*PROBLEM TO SOLVE*
Copy all lines that contain the word "name".

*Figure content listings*
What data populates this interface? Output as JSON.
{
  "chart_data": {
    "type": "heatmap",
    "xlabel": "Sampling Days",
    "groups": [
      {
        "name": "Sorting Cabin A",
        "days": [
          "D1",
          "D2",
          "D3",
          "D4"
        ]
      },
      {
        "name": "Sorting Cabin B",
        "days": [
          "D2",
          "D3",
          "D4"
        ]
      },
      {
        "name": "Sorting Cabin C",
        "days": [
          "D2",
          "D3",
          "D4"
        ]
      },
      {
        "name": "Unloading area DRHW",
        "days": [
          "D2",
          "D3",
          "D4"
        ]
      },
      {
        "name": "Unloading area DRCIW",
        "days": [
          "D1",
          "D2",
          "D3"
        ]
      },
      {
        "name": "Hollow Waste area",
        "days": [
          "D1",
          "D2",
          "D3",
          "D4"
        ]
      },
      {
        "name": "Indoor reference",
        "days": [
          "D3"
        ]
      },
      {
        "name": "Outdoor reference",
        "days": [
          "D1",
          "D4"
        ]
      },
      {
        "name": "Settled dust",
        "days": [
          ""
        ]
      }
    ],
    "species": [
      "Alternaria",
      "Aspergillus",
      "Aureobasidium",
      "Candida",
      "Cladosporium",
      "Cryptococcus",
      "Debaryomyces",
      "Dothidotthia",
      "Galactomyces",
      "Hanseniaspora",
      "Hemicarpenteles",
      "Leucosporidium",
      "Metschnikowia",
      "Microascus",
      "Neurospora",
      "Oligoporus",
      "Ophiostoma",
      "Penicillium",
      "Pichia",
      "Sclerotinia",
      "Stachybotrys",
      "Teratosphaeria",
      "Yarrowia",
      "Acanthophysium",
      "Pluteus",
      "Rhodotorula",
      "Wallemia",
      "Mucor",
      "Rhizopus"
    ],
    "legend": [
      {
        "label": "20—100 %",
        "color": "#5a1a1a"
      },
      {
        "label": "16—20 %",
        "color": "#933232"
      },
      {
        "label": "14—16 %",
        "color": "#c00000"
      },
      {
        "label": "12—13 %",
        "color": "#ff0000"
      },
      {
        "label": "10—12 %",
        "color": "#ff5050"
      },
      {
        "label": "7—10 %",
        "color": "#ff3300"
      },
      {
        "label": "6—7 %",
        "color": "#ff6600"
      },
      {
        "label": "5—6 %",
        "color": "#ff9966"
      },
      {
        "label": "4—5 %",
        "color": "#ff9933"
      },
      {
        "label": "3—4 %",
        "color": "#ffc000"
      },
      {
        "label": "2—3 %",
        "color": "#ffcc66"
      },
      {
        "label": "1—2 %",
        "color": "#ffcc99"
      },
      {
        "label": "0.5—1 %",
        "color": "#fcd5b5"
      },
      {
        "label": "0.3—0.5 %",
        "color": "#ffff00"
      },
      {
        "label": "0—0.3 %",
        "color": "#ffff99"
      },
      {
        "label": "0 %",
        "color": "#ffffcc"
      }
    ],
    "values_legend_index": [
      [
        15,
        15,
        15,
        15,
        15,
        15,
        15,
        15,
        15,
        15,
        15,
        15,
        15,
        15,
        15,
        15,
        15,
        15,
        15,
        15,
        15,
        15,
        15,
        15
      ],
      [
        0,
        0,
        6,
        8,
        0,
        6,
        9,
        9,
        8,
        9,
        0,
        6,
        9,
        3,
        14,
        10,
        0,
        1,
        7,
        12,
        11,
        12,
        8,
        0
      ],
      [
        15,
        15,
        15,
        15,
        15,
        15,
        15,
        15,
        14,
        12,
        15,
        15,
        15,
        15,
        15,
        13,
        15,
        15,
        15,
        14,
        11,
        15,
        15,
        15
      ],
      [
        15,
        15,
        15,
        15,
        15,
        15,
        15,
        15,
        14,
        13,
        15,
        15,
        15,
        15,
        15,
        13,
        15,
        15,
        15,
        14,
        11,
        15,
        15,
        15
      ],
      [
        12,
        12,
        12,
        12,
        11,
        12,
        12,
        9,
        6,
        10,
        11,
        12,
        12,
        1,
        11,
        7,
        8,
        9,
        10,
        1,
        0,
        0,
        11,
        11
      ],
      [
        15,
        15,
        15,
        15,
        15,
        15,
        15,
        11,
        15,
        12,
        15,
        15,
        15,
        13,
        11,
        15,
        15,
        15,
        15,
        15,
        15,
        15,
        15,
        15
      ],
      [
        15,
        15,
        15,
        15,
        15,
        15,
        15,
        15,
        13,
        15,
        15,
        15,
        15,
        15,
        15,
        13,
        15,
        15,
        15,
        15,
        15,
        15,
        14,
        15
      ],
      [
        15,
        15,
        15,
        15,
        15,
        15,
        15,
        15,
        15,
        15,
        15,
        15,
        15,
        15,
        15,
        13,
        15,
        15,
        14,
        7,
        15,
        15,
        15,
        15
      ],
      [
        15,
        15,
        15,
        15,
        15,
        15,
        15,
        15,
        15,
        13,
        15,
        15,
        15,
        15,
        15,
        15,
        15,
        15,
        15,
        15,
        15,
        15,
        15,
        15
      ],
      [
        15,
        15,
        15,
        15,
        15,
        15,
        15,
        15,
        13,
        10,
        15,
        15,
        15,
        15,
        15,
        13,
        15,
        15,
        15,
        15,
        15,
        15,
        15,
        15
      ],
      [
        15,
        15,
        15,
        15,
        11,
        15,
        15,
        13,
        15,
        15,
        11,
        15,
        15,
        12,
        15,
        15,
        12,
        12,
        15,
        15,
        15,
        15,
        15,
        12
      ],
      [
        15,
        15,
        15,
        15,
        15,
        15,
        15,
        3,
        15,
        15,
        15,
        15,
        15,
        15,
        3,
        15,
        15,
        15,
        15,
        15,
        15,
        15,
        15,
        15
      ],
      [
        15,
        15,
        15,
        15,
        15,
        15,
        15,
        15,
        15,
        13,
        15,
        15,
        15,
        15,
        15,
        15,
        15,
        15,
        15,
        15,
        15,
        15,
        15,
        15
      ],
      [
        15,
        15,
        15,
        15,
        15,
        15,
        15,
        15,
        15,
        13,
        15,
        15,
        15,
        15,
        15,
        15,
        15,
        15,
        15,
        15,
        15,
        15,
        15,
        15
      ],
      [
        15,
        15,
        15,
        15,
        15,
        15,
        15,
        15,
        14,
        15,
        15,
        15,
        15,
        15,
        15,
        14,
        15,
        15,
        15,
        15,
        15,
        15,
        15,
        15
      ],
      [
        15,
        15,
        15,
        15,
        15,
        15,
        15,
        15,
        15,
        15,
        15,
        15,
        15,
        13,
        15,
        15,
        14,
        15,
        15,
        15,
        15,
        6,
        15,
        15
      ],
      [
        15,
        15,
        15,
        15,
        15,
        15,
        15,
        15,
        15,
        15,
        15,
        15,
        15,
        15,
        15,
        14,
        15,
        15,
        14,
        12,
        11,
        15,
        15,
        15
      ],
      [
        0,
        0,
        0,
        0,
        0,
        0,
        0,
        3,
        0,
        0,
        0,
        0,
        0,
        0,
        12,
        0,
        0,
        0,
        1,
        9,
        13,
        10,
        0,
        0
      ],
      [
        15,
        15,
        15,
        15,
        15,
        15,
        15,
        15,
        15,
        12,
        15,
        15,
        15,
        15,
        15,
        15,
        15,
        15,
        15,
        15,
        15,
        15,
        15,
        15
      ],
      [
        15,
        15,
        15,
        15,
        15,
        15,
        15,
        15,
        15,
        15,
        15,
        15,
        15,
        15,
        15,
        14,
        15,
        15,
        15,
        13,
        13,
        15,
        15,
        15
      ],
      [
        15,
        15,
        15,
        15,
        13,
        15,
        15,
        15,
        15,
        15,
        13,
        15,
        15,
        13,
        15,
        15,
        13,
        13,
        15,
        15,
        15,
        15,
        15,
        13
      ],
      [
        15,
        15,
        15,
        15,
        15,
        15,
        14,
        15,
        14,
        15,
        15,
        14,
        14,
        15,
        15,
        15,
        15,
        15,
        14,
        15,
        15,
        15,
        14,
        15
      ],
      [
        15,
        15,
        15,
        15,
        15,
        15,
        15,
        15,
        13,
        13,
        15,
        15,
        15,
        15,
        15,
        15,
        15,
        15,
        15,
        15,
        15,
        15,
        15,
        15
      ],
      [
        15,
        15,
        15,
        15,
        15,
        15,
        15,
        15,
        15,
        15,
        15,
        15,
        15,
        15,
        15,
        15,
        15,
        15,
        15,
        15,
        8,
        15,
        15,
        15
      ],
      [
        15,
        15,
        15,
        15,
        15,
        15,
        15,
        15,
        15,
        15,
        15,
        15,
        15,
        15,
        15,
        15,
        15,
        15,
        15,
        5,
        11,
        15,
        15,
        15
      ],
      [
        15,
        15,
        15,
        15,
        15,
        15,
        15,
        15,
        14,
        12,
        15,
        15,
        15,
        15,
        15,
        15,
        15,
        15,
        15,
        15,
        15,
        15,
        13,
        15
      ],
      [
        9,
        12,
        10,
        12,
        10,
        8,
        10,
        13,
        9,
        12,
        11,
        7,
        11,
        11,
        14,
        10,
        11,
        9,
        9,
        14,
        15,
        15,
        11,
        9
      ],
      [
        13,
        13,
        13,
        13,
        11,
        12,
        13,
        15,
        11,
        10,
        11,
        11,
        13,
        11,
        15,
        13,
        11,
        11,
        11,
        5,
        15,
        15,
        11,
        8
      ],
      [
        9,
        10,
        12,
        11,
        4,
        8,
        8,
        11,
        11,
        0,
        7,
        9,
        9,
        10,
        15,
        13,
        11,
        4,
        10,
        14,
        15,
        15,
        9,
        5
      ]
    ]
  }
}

*TASK RESPONSE*
        "name": "Sorting Cabin A",
        "name": "Sorting Cabin B",
        "name": "Sorting Cabin C",
        "name": "Unloading area DRHW",
        "name": "Unloading area DRCIW",
        "name": "Hollow Waste area",
        "name": "Indoor reference",
        "name": "Outdoor reference",
        "name": "Settled dust",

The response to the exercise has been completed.